▶ RECORD LIST
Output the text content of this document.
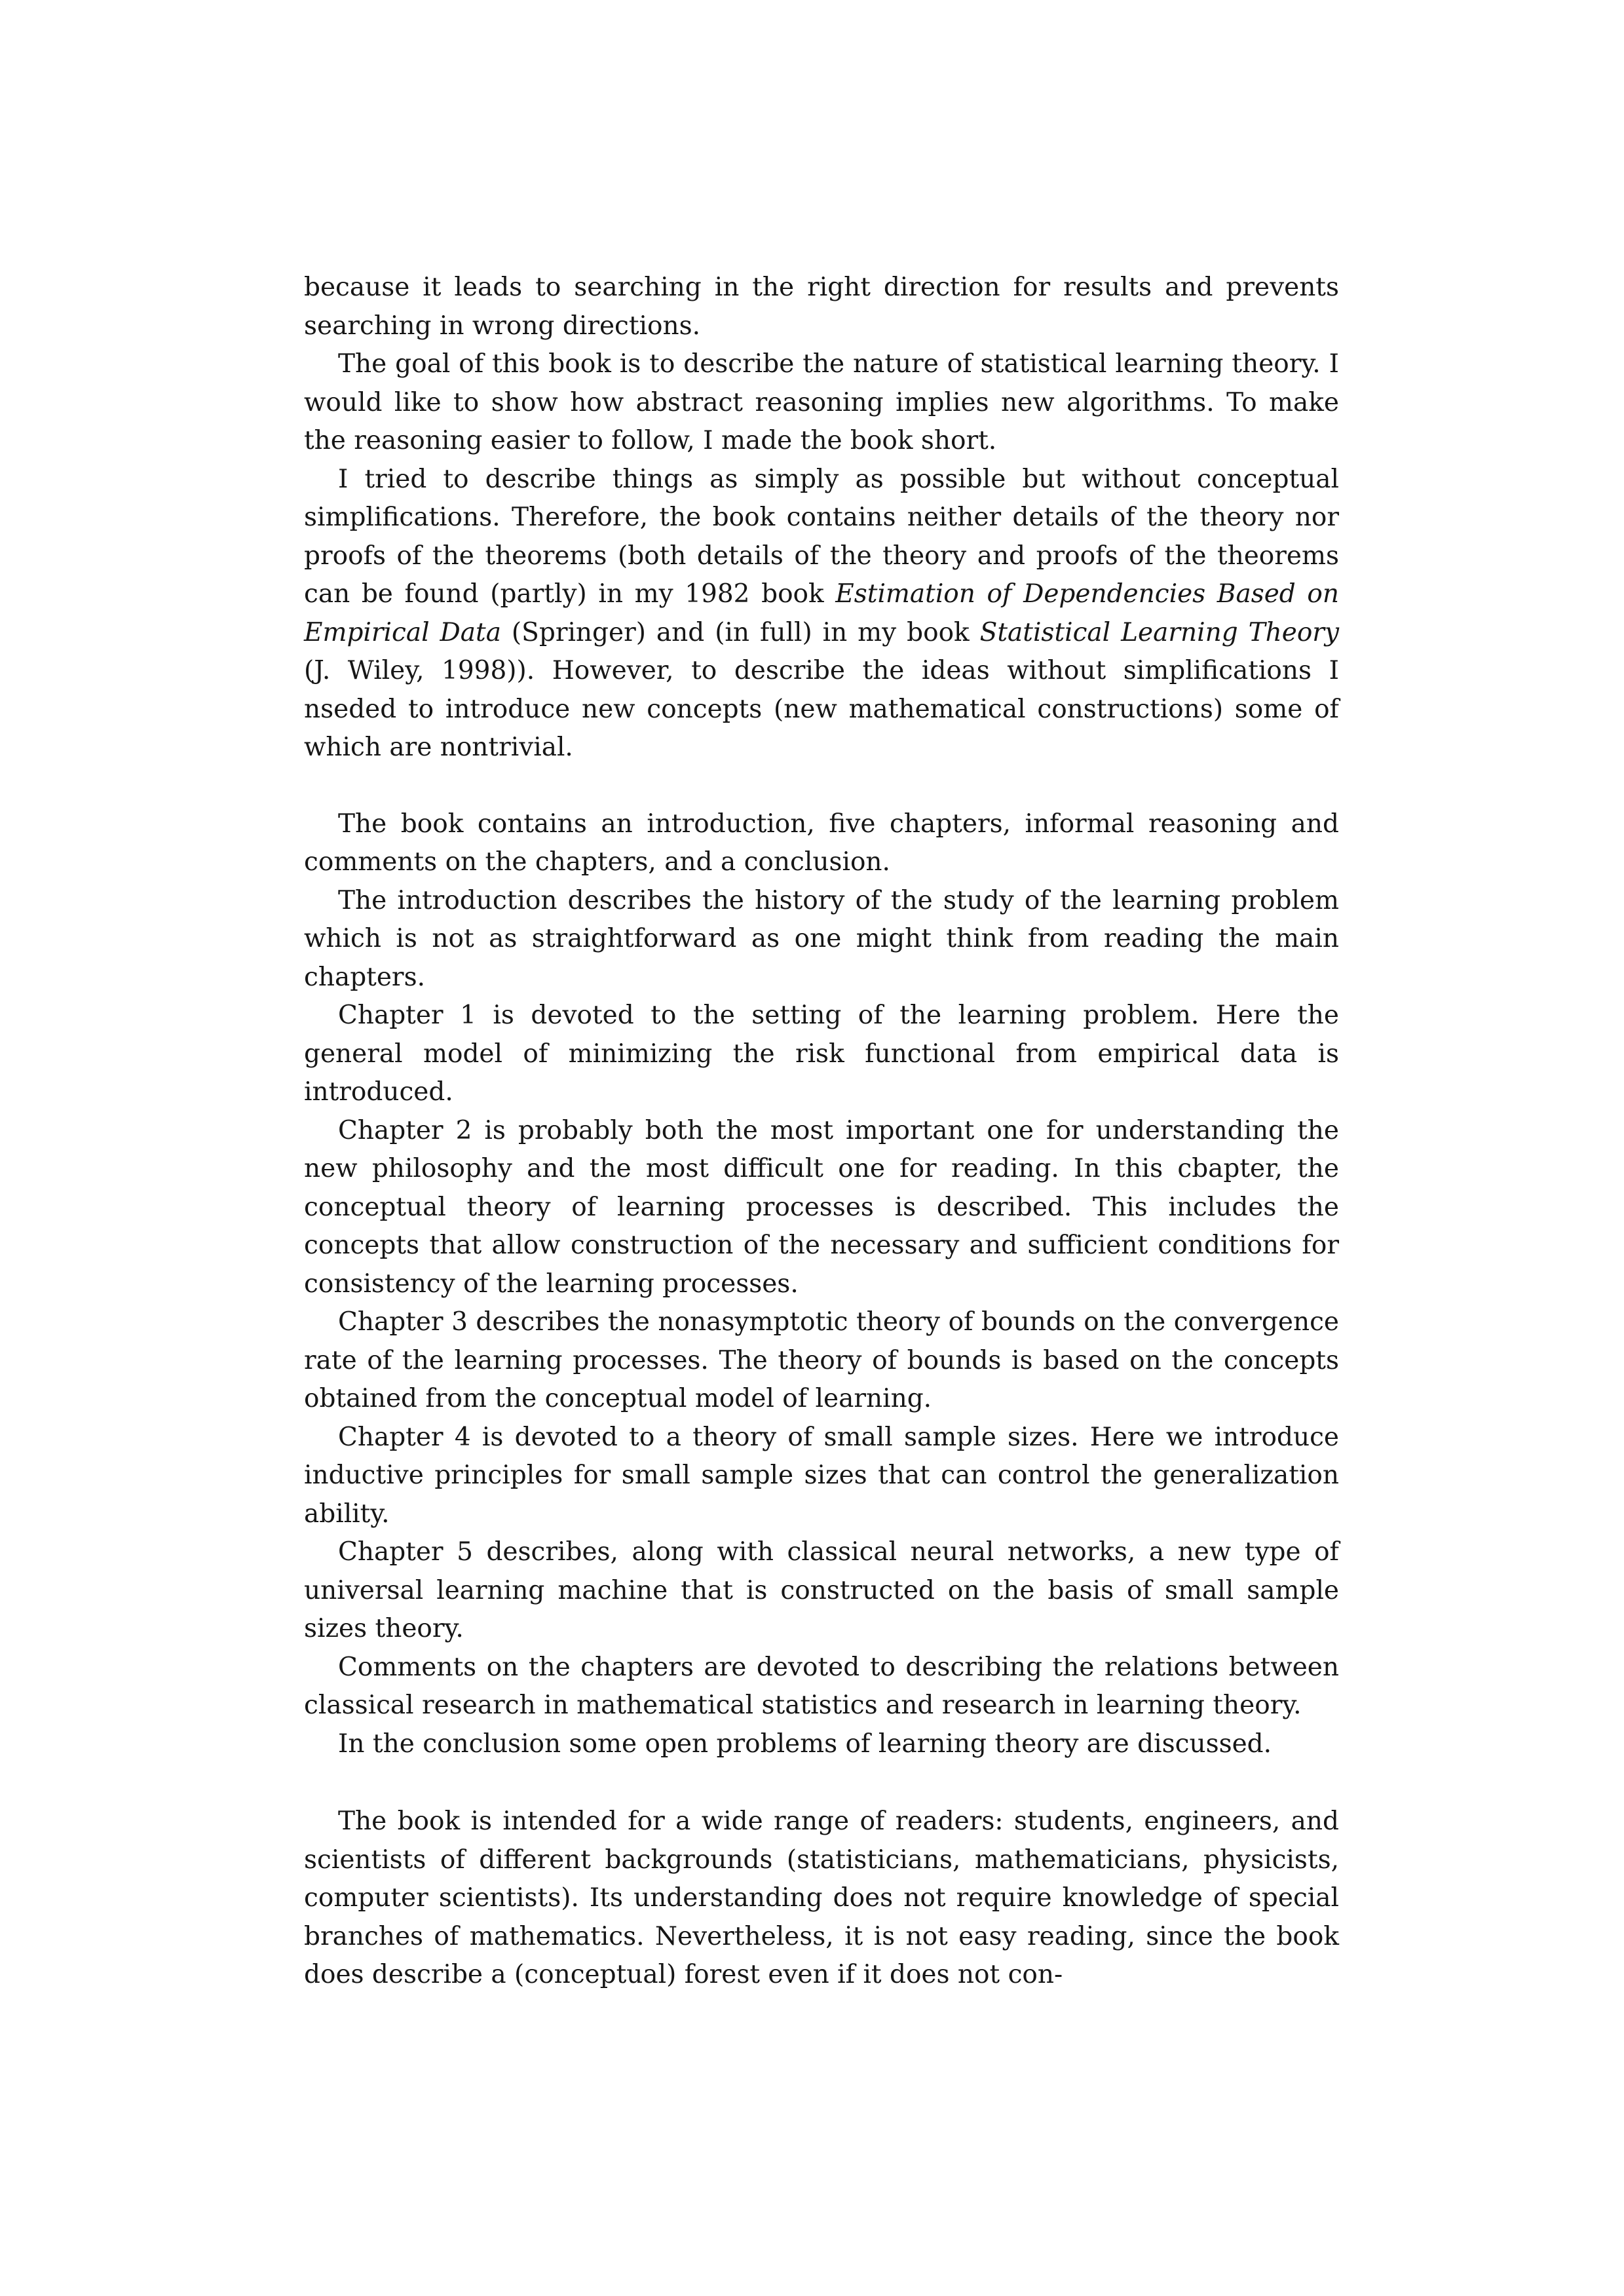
because it leads to searching in the right direction for results and prevents searching in wrong directions.

The goal of this book is to describe the nature of statistical learning theory. I would like to show how abstract reasoning implies new algorithms. To make the reasoning easier to follow, I made the book short.

I tried to describe things as simply as possible but without conceptual simplifications. Therefore, the book contains neither details of the theory nor proofs of the theorems (both details of the theory and proofs of the theorems can be found (partly) in my 1982 book Estimation of Dependencies Based on Empirical Data (Springer) and (in full) in my book Statistical Learning Theory (J. Wiley, 1998)). However, to describe the ideas without simplifications I nseded to introduce new concepts (new mathematical constructions) some of which are nontrivial.

The book contains an introduction, five chapters, informal reasoning and comments on the chapters, and a conclusion.

The introduction describes the history of the study of the learning problem which is not as straightforward as one might think from reading the main chapters.

Chapter 1 is devoted to the setting of the learning problem. Here the general model of minimizing the risk functional from empirical data is introduced.

Chapter 2 is probably both the most important one for understanding the new philosophy and the most difficult one for reading. In this cbapter, the conceptual theory of learning processes is described. This includes the concepts that allow construction of the necessary and sufficient conditions for consistency of the learning processes.

Chapter 3 describes the nonasymptotic theory of bounds on the convergence rate of the learning processes. The theory of bounds is based on the concepts obtained from the conceptual model of learning.

Chapter 4 is devoted to a theory of small sample sizes. Here we introduce inductive principles for small sample sizes that can control the generalization ability.

Chapter 5 describes, along with classical neural networks, a new type of universal learning machine that is constructed on the basis of small sample sizes theory.

Comments on the chapters are devoted to describing the relations between classical research in mathematical statistics and research in learning theory.

In the conclusion some open problems of learning theory are discussed.

The book is intended for a wide range of readers: students, engineers, and scientists of different backgrounds (statisticians, mathematicians, physicists, computer scientists). Its understanding does not require knowledge of special branches of mathematics. Nevertheless, it is not easy reading, since the book does describe a (conceptual) forest even if it does not con-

▶ SET EXERCISE
Check each line above for the string "devoted" and report how many lines have it, giving only the number.

▶ EXERCISE OUTPUT
3